## Problem to solve:
Using the listing below, select the lines with the word "Shares" and copy them.

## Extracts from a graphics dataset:
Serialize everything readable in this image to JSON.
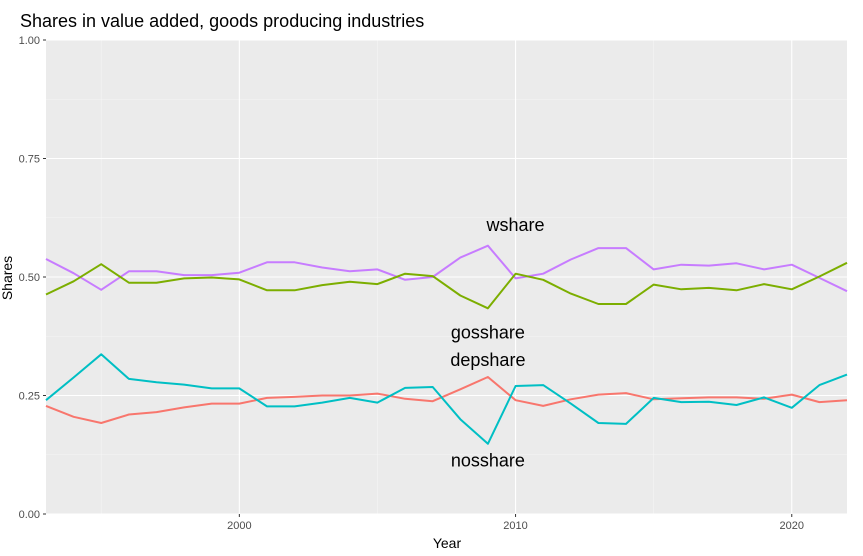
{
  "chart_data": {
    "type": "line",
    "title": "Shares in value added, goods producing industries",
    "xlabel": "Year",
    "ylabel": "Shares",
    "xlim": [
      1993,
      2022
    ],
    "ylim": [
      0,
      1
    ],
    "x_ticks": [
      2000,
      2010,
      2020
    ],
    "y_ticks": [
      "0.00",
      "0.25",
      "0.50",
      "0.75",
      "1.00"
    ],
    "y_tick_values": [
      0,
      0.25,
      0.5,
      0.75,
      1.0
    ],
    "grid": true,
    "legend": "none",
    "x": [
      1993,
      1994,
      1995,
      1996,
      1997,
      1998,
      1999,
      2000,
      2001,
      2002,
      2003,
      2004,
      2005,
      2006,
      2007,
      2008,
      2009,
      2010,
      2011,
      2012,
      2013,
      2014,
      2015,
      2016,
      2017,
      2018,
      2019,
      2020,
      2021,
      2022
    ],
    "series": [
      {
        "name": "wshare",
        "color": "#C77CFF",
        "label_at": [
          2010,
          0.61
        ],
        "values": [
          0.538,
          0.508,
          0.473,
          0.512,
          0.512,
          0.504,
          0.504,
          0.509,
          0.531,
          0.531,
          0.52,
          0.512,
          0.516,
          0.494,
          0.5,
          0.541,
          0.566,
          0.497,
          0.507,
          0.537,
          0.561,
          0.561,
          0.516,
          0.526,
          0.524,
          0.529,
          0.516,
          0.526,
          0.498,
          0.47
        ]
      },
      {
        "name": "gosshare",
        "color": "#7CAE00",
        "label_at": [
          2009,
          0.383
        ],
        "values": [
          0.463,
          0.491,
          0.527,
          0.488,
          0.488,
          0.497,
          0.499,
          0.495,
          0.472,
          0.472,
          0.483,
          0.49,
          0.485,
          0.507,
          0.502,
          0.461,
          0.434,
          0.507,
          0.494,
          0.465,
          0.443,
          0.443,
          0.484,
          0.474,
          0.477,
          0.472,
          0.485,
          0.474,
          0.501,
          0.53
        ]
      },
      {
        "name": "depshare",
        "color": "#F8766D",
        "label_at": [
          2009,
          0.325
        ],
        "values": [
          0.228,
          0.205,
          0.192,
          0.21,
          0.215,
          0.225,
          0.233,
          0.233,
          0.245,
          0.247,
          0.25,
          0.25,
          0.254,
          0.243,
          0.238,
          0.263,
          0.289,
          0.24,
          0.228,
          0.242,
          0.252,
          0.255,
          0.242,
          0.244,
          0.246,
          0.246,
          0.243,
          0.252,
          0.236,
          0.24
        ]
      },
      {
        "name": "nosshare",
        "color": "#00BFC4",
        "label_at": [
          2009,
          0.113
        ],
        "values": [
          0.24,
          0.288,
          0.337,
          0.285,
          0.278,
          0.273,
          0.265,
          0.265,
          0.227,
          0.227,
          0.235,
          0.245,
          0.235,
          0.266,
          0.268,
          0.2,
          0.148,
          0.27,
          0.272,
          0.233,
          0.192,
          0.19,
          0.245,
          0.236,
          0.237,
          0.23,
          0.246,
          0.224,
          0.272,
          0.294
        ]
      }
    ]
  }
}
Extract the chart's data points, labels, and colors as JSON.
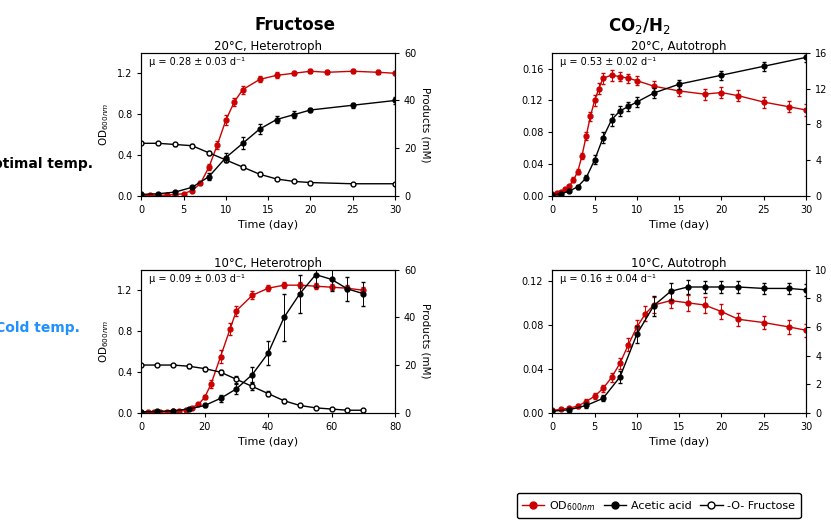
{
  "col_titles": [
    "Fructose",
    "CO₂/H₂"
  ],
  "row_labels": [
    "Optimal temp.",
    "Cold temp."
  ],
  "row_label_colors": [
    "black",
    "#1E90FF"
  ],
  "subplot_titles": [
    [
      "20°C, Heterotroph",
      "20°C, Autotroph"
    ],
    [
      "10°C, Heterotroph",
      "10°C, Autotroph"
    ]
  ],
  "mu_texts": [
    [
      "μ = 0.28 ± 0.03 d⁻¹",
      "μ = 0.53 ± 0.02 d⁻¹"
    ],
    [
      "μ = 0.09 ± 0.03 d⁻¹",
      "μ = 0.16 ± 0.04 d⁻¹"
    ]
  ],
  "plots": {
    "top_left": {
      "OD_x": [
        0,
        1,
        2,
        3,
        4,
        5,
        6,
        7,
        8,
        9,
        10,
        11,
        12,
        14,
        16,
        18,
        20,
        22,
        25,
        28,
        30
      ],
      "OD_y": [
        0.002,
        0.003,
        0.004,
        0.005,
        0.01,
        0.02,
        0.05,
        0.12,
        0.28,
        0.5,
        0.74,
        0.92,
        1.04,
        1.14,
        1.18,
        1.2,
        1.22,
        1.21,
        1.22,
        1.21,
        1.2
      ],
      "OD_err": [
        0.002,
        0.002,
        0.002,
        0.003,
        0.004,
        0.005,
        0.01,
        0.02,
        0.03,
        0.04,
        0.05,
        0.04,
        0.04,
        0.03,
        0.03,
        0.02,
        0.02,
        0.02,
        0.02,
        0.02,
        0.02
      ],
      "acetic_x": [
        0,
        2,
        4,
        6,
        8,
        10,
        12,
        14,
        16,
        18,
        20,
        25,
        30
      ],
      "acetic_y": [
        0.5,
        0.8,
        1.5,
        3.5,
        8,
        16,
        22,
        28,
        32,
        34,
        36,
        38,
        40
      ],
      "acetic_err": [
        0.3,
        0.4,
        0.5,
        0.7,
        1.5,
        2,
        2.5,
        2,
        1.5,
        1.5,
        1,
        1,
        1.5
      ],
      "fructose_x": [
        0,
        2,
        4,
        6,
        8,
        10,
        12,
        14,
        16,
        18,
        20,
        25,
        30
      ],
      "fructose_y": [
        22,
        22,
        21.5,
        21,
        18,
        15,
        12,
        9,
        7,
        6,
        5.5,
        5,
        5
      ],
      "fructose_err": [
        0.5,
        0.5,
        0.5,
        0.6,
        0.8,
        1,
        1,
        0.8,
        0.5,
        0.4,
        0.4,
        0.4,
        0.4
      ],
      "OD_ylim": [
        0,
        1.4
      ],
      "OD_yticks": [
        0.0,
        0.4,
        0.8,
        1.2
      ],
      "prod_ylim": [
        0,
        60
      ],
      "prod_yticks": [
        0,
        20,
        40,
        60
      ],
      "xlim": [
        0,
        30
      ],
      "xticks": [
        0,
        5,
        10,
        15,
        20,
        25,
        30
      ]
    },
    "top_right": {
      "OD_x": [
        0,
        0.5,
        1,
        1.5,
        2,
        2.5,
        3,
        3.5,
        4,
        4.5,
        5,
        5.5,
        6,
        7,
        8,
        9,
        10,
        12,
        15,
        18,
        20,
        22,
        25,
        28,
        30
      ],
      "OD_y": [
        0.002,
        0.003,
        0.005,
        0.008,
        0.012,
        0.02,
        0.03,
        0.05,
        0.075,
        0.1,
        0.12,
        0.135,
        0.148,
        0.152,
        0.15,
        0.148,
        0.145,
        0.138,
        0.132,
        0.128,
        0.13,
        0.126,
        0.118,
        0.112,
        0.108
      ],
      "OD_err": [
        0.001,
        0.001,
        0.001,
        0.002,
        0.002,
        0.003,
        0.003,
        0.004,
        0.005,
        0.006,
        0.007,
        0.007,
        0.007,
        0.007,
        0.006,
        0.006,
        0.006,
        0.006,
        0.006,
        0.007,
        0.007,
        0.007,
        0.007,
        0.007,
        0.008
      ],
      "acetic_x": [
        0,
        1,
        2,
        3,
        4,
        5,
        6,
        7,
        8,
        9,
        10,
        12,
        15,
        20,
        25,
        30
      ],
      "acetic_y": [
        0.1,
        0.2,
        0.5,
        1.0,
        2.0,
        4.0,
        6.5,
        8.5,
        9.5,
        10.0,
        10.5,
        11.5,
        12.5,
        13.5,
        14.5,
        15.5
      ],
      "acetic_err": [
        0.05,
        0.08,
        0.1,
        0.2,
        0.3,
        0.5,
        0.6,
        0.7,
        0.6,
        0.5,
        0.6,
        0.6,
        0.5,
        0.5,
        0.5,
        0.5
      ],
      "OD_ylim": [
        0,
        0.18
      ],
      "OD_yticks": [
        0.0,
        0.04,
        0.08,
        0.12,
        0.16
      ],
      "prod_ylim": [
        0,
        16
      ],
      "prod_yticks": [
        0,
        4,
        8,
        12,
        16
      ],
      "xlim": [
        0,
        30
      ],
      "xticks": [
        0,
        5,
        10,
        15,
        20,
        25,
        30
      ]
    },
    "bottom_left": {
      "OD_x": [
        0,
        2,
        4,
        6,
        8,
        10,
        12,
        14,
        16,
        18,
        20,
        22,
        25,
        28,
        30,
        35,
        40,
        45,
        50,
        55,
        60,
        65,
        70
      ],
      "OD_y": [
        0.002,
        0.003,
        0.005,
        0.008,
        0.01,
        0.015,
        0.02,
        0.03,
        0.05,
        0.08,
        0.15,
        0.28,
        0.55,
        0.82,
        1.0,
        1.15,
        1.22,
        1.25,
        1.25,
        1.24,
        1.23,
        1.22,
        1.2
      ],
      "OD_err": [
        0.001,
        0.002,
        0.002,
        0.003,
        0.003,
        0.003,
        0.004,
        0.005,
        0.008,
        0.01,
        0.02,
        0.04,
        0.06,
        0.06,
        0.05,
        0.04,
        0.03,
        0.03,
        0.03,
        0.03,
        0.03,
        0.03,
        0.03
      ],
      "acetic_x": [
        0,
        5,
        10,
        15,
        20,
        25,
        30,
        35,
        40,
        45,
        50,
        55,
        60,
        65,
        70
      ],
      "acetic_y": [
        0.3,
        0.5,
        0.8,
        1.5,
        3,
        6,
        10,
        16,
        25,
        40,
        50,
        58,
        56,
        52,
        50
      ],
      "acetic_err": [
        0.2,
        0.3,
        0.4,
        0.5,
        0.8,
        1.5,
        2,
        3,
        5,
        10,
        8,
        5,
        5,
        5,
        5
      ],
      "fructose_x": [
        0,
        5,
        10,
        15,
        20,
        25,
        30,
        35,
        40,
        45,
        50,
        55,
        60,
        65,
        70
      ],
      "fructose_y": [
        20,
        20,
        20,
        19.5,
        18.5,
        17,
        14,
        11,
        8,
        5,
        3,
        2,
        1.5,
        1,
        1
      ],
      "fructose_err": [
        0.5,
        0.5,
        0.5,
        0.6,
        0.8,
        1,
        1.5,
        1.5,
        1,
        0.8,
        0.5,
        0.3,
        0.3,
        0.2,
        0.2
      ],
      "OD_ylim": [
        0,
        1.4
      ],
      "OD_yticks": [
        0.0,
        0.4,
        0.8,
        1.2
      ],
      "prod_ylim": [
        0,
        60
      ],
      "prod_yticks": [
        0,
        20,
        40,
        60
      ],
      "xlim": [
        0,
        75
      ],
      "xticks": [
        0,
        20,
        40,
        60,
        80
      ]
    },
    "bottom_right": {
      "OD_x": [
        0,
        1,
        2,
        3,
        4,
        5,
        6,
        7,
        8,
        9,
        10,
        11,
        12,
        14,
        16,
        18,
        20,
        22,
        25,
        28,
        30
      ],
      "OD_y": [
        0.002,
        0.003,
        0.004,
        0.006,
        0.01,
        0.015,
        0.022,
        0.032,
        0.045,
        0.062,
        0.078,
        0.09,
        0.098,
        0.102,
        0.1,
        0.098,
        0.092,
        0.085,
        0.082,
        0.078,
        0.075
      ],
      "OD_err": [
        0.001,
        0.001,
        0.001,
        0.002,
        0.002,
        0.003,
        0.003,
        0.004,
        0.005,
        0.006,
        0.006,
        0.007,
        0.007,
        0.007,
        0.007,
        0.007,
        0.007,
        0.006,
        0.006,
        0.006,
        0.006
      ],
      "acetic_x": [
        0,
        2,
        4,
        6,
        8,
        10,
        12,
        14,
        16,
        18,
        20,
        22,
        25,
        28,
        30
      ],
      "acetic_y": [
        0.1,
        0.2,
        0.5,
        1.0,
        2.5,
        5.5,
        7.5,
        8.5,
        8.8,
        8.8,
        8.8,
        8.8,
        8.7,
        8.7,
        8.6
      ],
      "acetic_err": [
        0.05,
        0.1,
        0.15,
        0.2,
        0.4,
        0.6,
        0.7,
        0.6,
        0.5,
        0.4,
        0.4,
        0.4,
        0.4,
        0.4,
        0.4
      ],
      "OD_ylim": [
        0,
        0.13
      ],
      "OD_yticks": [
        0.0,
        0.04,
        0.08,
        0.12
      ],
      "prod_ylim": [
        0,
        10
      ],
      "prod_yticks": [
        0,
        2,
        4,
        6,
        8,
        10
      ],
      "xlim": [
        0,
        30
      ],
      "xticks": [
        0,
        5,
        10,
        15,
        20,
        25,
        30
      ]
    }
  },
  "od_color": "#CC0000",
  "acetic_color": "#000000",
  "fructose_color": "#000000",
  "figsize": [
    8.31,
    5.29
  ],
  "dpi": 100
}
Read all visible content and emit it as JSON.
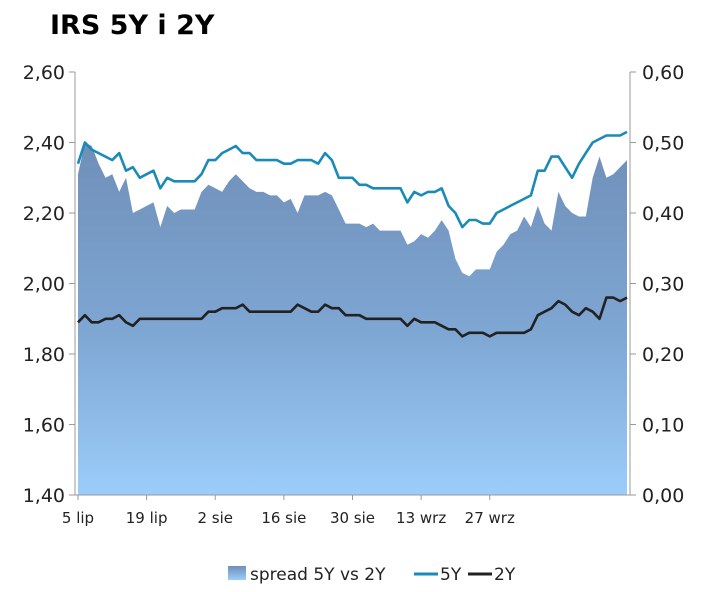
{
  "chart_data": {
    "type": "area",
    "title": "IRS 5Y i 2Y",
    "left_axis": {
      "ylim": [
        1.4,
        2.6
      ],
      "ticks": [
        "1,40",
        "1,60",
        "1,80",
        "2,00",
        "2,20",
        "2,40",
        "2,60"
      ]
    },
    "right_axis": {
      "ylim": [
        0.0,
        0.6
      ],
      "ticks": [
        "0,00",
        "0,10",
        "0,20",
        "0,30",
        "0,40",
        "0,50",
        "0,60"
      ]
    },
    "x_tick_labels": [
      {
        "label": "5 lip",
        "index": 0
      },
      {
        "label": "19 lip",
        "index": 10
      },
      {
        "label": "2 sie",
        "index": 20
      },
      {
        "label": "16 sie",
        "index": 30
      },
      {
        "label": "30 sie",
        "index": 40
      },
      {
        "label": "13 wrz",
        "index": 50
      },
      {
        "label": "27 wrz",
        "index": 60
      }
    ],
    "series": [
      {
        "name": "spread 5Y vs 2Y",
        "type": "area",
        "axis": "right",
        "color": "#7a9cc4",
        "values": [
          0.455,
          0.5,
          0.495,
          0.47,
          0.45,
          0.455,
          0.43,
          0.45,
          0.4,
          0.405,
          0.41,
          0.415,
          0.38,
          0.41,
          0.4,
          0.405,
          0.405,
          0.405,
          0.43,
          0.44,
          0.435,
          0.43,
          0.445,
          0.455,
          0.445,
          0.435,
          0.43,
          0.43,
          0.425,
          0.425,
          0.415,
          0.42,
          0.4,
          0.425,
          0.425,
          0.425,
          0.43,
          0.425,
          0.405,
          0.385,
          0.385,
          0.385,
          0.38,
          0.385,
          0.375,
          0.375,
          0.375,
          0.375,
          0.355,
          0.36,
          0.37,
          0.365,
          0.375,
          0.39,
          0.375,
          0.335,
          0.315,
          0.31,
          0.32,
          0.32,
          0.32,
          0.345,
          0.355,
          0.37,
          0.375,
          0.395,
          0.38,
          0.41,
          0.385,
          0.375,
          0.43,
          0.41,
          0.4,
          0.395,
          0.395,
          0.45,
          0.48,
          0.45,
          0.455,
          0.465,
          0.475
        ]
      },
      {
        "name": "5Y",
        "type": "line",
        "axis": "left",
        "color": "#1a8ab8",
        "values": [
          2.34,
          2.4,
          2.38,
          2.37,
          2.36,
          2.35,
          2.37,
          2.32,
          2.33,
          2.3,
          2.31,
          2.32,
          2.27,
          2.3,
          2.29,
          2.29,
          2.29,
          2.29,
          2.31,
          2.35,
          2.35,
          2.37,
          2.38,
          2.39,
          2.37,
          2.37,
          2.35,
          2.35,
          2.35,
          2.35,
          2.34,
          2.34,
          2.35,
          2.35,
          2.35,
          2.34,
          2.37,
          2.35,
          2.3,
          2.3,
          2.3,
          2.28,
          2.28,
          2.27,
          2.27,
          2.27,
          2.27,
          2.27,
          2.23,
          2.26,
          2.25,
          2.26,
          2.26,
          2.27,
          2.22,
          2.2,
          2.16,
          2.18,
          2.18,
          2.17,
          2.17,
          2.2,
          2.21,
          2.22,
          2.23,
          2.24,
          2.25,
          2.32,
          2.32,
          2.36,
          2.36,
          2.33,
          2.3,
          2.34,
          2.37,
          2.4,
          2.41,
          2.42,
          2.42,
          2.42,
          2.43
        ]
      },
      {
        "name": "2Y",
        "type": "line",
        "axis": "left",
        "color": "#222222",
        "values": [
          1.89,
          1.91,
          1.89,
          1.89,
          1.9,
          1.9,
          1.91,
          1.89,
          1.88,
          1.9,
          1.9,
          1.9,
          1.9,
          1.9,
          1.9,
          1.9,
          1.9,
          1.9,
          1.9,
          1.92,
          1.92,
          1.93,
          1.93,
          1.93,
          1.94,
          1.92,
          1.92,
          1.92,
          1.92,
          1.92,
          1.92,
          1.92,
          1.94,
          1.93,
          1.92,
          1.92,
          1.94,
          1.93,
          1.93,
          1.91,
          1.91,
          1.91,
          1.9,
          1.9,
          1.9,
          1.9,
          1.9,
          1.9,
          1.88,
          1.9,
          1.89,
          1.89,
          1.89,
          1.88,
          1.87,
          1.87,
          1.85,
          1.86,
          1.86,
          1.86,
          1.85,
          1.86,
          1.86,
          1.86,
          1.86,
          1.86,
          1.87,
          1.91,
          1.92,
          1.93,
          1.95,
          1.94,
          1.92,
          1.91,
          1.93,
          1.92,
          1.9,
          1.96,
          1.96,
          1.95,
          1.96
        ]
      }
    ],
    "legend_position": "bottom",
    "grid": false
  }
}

## Solution to this problem:
    "title": "Shares in value added, goods producing industries",
    "ylabel": "Shares",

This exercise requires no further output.